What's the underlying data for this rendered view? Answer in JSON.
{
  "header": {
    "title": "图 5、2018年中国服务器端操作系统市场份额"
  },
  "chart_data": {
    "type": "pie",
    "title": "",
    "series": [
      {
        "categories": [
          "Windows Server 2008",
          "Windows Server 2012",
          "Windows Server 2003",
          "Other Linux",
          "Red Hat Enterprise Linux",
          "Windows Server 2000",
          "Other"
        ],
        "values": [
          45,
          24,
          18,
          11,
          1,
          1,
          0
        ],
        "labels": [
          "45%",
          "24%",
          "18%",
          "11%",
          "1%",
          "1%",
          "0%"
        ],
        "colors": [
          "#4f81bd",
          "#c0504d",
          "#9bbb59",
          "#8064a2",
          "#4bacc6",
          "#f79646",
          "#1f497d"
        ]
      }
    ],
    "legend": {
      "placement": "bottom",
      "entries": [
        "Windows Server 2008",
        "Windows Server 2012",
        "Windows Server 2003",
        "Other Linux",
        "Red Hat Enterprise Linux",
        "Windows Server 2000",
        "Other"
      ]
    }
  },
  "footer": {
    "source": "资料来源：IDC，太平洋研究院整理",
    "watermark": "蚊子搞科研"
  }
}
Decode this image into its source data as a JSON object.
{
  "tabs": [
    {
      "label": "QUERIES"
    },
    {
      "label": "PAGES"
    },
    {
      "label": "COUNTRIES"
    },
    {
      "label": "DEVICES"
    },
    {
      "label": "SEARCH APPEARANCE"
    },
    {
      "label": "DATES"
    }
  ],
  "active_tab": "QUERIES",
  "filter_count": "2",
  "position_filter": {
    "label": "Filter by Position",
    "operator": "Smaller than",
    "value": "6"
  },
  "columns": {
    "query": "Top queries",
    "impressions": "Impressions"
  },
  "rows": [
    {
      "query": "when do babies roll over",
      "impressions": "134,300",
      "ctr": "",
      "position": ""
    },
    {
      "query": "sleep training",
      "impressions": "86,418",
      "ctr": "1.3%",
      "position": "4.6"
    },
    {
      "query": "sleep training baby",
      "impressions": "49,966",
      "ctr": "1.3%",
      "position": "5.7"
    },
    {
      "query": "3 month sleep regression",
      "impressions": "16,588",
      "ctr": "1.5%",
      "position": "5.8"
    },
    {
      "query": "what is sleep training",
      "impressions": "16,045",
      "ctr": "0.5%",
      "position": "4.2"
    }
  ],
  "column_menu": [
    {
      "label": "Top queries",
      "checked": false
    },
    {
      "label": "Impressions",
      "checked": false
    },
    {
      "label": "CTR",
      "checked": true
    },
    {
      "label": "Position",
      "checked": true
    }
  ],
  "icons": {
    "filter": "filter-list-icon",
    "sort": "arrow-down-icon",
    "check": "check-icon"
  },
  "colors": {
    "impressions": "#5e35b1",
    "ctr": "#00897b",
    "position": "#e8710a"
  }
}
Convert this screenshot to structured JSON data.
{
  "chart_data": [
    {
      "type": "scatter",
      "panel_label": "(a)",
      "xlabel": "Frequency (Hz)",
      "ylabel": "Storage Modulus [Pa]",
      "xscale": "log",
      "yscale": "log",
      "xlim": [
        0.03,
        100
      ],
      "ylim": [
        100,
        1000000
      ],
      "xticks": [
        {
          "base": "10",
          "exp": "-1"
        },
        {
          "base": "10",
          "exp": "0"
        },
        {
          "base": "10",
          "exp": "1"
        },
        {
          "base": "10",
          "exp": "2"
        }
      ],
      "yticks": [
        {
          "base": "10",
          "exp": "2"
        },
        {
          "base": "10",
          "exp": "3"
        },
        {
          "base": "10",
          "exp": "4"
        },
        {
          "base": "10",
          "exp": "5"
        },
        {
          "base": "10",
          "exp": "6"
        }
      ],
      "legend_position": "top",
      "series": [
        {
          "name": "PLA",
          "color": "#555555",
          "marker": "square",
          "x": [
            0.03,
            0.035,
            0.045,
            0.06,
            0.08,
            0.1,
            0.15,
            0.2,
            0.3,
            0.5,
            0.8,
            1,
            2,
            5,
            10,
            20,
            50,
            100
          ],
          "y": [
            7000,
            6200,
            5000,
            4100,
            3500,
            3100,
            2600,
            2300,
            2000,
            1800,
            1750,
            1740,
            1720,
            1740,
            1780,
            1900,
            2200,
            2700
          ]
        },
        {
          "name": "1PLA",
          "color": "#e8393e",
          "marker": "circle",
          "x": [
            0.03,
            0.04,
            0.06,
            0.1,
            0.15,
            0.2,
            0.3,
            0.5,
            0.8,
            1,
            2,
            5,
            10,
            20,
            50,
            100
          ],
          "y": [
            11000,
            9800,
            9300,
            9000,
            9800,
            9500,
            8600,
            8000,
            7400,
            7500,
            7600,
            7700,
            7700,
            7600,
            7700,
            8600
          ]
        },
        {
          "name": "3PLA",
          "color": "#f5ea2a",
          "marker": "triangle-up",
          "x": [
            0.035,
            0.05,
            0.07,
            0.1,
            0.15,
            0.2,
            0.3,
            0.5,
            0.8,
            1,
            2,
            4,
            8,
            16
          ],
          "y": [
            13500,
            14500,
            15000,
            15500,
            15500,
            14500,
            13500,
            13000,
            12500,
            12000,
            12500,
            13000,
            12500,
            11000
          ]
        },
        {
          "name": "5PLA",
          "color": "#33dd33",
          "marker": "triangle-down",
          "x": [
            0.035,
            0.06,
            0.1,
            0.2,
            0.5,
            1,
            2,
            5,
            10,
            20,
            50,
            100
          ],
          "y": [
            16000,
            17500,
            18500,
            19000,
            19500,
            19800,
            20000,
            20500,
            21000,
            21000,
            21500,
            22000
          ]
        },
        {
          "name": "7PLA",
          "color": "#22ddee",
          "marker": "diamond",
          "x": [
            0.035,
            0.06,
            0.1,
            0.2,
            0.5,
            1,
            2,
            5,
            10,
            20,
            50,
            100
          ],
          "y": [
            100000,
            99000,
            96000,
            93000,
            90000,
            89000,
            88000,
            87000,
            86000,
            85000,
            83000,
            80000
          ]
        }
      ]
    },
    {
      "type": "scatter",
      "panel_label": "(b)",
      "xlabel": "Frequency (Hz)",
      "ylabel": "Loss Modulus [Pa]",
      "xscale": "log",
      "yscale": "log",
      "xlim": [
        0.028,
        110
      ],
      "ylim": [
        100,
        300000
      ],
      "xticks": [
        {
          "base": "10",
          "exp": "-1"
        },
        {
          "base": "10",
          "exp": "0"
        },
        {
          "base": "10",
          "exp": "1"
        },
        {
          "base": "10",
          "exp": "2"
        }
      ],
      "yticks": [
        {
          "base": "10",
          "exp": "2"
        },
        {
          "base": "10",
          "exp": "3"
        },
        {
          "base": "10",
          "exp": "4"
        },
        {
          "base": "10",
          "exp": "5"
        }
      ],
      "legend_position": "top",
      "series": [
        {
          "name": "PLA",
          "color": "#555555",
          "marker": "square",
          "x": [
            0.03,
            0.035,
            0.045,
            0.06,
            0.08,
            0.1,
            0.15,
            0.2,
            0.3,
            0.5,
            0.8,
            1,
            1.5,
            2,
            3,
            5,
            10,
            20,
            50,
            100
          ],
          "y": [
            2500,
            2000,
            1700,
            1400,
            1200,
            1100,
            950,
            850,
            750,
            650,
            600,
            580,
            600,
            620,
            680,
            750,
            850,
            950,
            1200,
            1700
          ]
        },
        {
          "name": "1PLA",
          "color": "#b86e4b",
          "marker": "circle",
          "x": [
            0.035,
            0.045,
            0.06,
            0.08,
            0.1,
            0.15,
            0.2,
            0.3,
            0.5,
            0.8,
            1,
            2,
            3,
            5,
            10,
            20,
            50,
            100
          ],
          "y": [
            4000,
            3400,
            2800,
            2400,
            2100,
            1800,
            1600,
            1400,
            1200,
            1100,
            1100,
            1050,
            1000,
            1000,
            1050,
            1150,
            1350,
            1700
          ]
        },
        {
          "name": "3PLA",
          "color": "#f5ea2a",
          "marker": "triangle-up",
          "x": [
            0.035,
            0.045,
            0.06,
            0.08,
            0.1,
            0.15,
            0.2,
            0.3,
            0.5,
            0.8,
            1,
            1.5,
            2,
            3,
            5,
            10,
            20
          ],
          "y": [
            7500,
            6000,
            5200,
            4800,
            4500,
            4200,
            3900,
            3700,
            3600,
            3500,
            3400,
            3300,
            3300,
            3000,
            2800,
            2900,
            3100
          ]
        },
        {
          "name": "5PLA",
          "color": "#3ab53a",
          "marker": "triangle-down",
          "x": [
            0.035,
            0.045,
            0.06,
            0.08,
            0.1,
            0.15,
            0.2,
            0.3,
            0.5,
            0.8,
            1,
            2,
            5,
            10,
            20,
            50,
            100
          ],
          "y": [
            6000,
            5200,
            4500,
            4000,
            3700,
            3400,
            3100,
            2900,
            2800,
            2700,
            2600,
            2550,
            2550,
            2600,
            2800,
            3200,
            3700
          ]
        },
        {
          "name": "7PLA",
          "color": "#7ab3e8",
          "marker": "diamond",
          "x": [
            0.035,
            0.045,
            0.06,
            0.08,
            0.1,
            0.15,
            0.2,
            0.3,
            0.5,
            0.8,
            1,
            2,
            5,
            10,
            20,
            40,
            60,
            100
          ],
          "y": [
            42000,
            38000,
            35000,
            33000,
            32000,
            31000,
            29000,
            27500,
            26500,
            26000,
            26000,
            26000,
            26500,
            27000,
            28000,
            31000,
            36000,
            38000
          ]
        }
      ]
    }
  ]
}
+-------+
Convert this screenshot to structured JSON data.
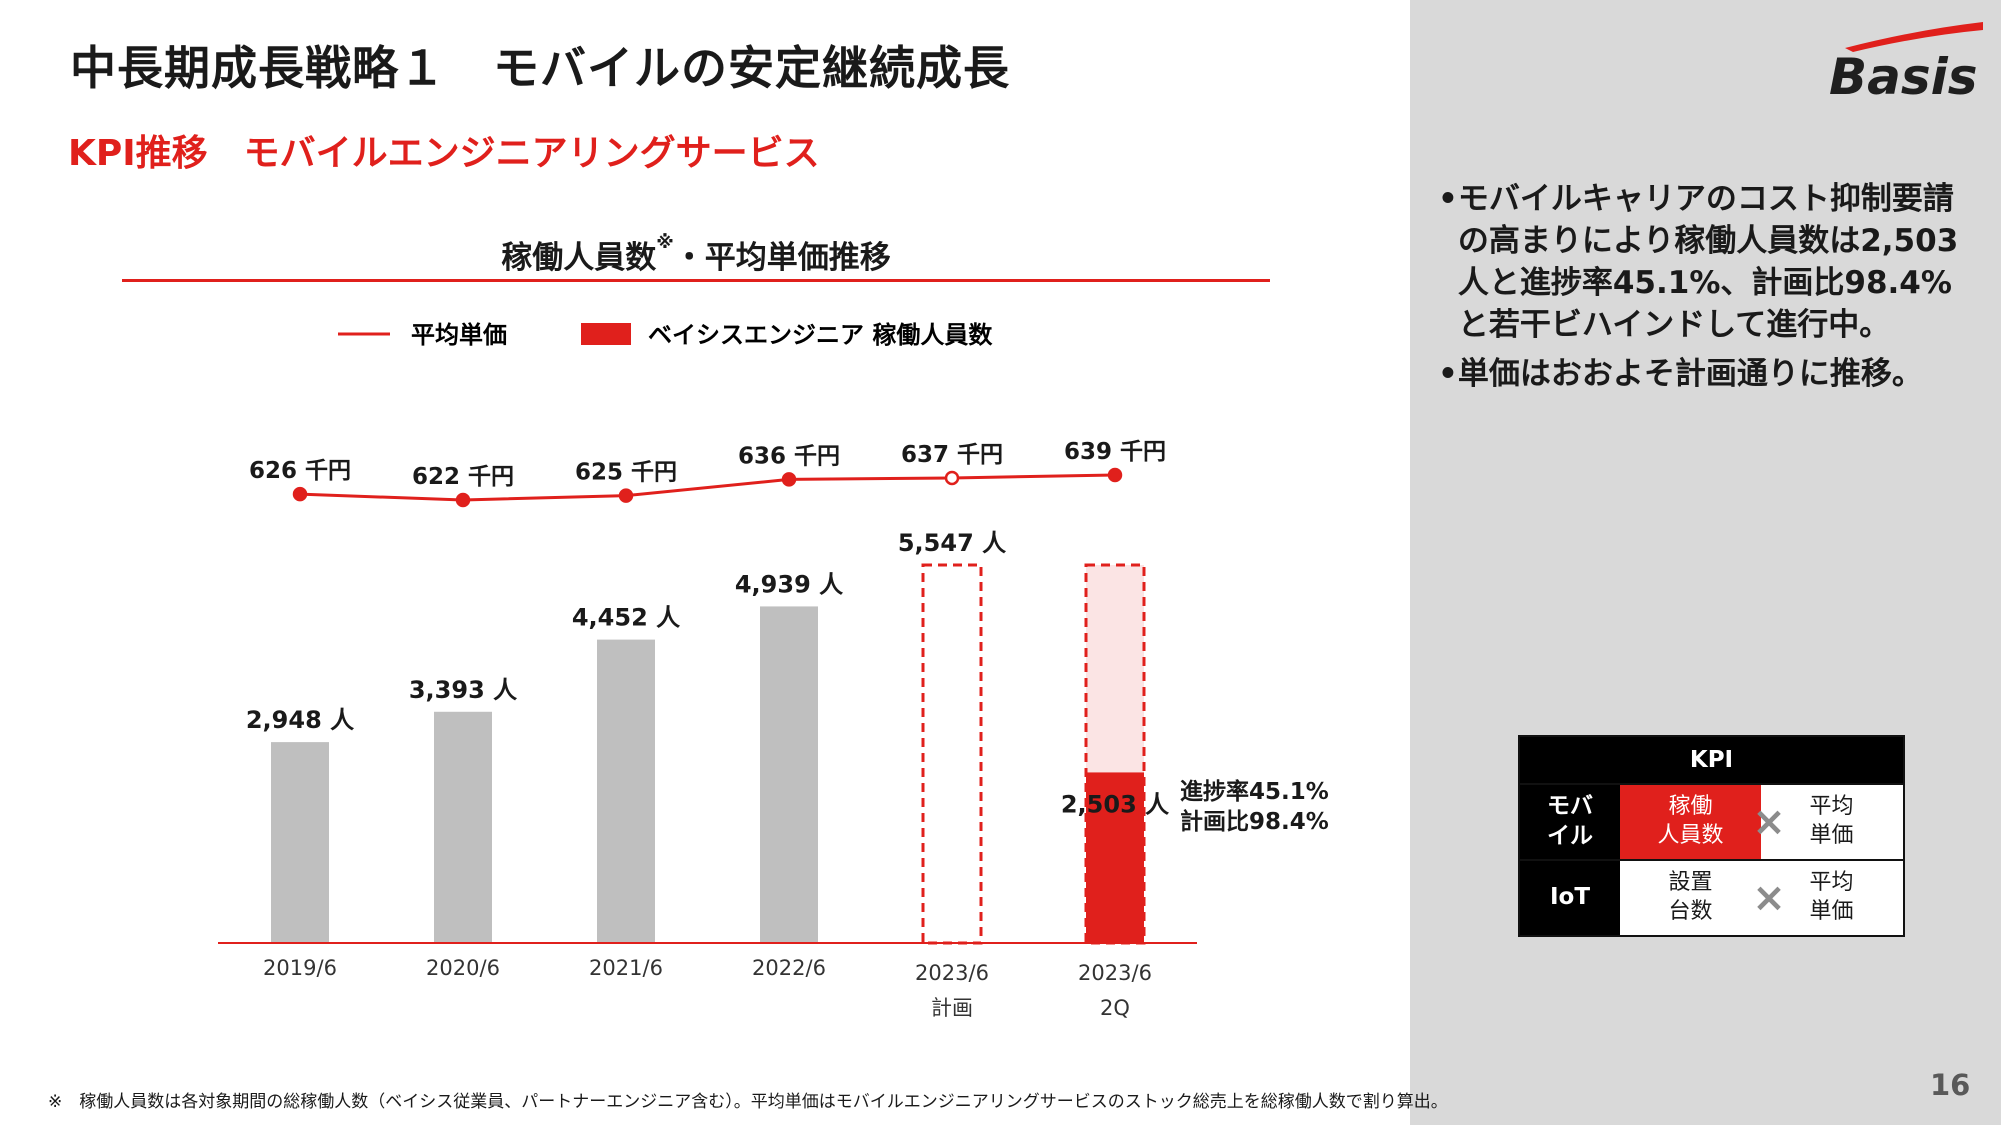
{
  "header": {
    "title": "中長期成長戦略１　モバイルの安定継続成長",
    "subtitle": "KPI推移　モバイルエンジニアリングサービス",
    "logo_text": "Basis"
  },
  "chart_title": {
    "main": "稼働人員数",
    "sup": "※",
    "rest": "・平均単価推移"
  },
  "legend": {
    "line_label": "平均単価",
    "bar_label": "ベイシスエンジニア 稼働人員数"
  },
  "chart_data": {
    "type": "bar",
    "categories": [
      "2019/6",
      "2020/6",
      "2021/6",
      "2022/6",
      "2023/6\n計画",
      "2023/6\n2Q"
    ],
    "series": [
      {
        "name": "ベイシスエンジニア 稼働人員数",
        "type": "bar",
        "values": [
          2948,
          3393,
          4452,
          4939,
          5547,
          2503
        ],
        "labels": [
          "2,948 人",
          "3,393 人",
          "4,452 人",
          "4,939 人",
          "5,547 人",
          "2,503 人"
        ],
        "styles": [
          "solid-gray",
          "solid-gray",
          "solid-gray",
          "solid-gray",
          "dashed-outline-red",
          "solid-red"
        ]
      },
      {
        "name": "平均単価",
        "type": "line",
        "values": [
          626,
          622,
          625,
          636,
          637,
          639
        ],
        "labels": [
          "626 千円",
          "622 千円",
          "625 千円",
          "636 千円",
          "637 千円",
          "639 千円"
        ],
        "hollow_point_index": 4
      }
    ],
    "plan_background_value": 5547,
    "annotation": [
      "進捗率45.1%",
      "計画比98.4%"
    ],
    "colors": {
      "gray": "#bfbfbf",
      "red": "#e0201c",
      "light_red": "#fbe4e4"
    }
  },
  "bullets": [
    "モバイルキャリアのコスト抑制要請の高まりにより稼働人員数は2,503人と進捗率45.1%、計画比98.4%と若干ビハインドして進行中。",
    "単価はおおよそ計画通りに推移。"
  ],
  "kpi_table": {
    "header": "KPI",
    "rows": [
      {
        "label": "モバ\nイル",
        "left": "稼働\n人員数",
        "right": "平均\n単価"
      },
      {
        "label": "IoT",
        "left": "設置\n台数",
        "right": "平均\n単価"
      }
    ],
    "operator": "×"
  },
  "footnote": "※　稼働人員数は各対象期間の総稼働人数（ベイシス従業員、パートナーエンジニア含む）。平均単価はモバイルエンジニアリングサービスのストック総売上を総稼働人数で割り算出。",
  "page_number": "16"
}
+-------+
_Task objective_:
Copy each line above that contains the word "training".

_The solution_:
      "query": "sleep training",
      "query": "sleep training baby",
      "query": "what is sleep training",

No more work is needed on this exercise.